PROMPT: Transcribe the full listing below exactly.

SUPPLIED DATA:
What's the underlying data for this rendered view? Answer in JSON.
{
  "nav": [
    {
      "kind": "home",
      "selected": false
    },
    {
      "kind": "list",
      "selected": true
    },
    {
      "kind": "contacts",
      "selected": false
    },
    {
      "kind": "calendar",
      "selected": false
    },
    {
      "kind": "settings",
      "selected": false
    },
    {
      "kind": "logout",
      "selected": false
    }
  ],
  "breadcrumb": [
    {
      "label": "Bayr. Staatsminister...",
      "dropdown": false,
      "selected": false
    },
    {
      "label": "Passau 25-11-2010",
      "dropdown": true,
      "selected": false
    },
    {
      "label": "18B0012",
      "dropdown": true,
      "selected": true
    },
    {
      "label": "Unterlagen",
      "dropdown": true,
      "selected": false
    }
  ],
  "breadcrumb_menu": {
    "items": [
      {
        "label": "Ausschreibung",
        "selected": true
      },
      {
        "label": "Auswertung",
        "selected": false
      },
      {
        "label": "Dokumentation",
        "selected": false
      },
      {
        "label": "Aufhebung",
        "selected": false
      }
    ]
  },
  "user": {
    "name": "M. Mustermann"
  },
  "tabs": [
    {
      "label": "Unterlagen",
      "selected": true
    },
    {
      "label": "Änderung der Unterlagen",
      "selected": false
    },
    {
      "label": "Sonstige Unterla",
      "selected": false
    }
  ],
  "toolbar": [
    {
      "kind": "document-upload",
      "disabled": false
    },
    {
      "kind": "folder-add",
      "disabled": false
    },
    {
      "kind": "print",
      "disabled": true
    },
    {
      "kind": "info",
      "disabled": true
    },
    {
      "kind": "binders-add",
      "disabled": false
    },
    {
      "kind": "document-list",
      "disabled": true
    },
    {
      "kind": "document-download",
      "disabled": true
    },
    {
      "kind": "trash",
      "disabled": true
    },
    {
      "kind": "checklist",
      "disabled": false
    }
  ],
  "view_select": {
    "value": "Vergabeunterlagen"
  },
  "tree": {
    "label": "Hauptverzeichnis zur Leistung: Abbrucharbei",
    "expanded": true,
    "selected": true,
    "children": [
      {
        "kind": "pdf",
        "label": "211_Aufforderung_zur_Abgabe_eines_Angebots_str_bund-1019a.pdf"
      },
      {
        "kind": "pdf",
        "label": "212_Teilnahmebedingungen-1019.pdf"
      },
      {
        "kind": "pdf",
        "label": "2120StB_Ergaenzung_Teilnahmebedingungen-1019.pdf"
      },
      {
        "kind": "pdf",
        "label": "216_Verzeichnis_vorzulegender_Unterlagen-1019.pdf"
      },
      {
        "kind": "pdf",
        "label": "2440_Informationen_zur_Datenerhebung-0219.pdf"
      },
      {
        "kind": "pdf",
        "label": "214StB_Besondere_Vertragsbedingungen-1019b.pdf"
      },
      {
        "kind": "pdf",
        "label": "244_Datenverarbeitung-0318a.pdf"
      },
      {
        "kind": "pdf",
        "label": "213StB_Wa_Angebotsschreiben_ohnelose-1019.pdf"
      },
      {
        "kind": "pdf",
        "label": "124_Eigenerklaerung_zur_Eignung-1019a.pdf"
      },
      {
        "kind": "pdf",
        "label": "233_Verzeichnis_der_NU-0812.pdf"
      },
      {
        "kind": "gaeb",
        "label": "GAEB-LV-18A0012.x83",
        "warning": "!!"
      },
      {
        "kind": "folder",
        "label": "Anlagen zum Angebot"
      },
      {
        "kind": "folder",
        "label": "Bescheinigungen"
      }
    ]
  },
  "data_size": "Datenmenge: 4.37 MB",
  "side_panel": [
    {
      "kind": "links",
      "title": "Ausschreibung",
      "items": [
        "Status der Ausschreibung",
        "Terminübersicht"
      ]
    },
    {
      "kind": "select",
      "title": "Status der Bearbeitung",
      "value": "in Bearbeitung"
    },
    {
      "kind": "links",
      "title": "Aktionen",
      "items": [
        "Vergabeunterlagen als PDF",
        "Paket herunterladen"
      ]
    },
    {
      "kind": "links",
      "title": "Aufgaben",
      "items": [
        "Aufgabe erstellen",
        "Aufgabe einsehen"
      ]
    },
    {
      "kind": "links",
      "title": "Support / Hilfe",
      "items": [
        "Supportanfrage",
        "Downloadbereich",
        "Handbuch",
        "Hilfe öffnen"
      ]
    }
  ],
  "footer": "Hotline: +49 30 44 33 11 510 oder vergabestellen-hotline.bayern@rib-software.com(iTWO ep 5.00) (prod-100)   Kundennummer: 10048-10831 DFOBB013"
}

THE RESPONSE:
What's the underlying data for this rendered view? Answer in JSON.
{
  "nav": [
    {
      "kind": "home",
      "selected": false
    },
    {
      "kind": "list",
      "selected": true
    },
    {
      "kind": "contacts",
      "selected": false
    },
    {
      "kind": "calendar",
      "selected": false
    },
    {
      "kind": "settings",
      "selected": false
    },
    {
      "kind": "logout",
      "selected": false
    }
  ],
  "breadcrumb": [
    {
      "label": "Bayr. Staatsminister...",
      "dropdown": false,
      "selected": false
    },
    {
      "label": "Passau 25-11-2010",
      "dropdown": true,
      "selected": false
    },
    {
      "label": "18B0012",
      "dropdown": true,
      "selected": true
    },
    {
      "label": "Unterlagen",
      "dropdown": true,
      "selected": false
    }
  ],
  "breadcrumb_menu": {
    "items": [
      {
        "label": "Ausschreibung",
        "selected": true
      },
      {
        "label": "Auswertung",
        "selected": false
      },
      {
        "label": "Dokumentation",
        "selected": false
      },
      {
        "label": "Aufhebung",
        "selected": false
      }
    ]
  },
  "user": {
    "name": "M. Mustermann"
  },
  "tabs": [
    {
      "label": "Unterlagen",
      "selected": true
    },
    {
      "label": "Änderung der Unterlagen",
      "selected": false
    },
    {
      "label": "Sonstige Unterla",
      "selected": false
    }
  ],
  "toolbar": [
    {
      "kind": "document-upload",
      "disabled": false
    },
    {
      "kind": "folder-add",
      "disabled": false
    },
    {
      "kind": "print",
      "disabled": true
    },
    {
      "kind": "info",
      "disabled": true
    },
    {
      "kind": "binders-add",
      "disabled": false
    },
    {
      "kind": "document-list",
      "disabled": true
    },
    {
      "kind": "document-download",
      "disabled": true
    },
    {
      "kind": "trash",
      "disabled": true
    },
    {
      "kind": "checklist",
      "disabled": false
    }
  ],
  "view_select": {
    "value": "Vergabeunterlagen"
  },
  "tree": {
    "label": "Hauptverzeichnis zur Leistung: Abbrucharbei",
    "expanded": true,
    "selected": true,
    "children": [
      {
        "kind": "pdf",
        "label": "211_Aufforderung_zur_Abgabe_eines_Angebots_str_bund-1019a.pdf"
      },
      {
        "kind": "pdf",
        "label": "212_Teilnahmebedingungen-1019.pdf"
      },
      {
        "kind": "pdf",
        "label": "2120StB_Ergaenzung_Teilnahmebedingungen-1019.pdf"
      },
      {
        "kind": "pdf",
        "label": "216_Verzeichnis_vorzulegender_Unterlagen-1019.pdf"
      },
      {
        "kind": "pdf",
        "label": "2440_Informationen_zur_Datenerhebung-0219.pdf"
      },
      {
        "kind": "pdf",
        "label": "214StB_Besondere_Vertragsbedingungen-1019b.pdf"
      },
      {
        "kind": "pdf",
        "label": "244_Datenverarbeitung-0318a.pdf"
      },
      {
        "kind": "pdf",
        "label": "213StB_Wa_Angebotsschreiben_ohnelose-1019.pdf"
      },
      {
        "kind": "pdf",
        "label": "124_Eigenerklaerung_zur_Eignung-1019a.pdf"
      },
      {
        "kind": "pdf",
        "label": "233_Verzeichnis_der_NU-0812.pdf"
      },
      {
        "kind": "gaeb",
        "label": "GAEB-LV-18A0012.x83",
        "warning": "!!"
      },
      {
        "kind": "folder",
        "label": "Anlagen zum Angebot"
      },
      {
        "kind": "folder",
        "label": "Bescheinigungen"
      }
    ]
  },
  "data_size": "Datenmenge: 4.37 MB",
  "side_panel": [
    {
      "kind": "links",
      "title": "Ausschreibung",
      "items": [
        "Status der Ausschreibung",
        "Terminübersicht"
      ]
    },
    {
      "kind": "select",
      "title": "Status der Bearbeitung",
      "value": "in Bearbeitung"
    },
    {
      "kind": "links",
      "title": "Aktionen",
      "items": [
        "Vergabeunterlagen als PDF",
        "Paket herunterladen"
      ]
    },
    {
      "kind": "links",
      "title": "Aufgaben",
      "items": [
        "Aufgabe erstellen",
        "Aufgabe einsehen"
      ]
    },
    {
      "kind": "links",
      "title": "Support / Hilfe",
      "items": [
        "Supportanfrage",
        "Downloadbereich",
        "Handbuch",
        "Hilfe öffnen"
      ]
    }
  ],
  "footer": "Hotline: +49 30 44 33 11 510 oder vergabestellen-hotline.bayern@rib-software.com(iTWO ep 5.00) (prod-100)   Kundennummer: 10048-10831 DFOBB013"
}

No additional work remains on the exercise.